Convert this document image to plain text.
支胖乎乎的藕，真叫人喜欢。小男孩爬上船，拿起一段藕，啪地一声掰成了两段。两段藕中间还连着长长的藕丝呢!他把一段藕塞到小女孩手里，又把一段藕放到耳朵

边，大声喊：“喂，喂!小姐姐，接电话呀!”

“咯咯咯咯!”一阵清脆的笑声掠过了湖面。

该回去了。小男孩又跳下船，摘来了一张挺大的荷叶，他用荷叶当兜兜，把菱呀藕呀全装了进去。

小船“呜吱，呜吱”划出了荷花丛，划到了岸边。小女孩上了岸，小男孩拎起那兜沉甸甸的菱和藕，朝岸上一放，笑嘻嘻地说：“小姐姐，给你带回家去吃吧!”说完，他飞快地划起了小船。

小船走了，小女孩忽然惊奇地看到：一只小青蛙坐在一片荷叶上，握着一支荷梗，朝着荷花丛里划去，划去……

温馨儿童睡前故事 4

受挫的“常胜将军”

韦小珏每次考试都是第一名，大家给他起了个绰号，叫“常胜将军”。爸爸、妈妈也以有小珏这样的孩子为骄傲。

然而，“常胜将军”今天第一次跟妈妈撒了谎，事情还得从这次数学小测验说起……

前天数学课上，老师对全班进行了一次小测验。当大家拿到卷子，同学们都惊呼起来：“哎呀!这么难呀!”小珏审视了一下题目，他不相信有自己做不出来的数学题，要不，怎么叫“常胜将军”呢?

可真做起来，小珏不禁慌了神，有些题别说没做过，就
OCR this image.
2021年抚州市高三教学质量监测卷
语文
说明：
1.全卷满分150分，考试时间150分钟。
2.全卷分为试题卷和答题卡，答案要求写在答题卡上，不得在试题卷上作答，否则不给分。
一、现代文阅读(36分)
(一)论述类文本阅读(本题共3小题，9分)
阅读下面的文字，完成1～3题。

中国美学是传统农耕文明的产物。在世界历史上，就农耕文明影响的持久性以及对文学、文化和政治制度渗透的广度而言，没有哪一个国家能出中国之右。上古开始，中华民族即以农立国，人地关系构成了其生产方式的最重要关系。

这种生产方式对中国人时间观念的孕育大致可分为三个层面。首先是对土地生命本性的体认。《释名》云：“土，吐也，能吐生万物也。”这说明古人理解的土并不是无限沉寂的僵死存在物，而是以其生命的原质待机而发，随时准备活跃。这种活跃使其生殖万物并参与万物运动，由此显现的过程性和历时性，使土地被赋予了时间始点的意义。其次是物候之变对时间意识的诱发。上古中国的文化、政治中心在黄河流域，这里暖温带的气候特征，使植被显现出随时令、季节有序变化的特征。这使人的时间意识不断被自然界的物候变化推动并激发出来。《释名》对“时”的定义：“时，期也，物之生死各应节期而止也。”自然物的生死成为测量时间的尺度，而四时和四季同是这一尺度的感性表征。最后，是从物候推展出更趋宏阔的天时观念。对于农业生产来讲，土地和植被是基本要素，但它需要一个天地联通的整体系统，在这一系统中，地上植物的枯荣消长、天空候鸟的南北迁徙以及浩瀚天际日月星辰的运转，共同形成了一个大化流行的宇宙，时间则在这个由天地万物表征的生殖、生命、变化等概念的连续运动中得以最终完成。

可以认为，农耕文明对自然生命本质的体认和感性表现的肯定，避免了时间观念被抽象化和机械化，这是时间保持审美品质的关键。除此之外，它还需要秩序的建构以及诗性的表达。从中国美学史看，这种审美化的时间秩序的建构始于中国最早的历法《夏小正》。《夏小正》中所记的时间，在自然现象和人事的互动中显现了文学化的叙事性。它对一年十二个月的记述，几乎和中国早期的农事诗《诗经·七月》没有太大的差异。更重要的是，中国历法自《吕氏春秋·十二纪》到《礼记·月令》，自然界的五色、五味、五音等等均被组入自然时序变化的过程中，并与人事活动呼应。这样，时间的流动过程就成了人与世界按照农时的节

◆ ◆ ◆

____________________

Written problem: Gather all lines from the records above in which "常胜将军" appears.

Answer to this problem:
受挫的“常胜将军”
韦小珏每次考试都是第一名，大家给他起了个绰号，叫“常胜将军”。爸爸、妈妈也以有小珏这样的孩子为骄傲。
然而，“常胜将军”今天第一次跟妈妈撒了谎，事情还得从这次数学小测验说起……
前天数学课上，老师对全班进行了一次小测验。当大家拿到卷子，同学们都惊呼起来：“哎呀!这么难呀!”小珏审视了一下题目，他不相信有自己做不出来的数学题，要不，怎么叫“常胜将军”呢?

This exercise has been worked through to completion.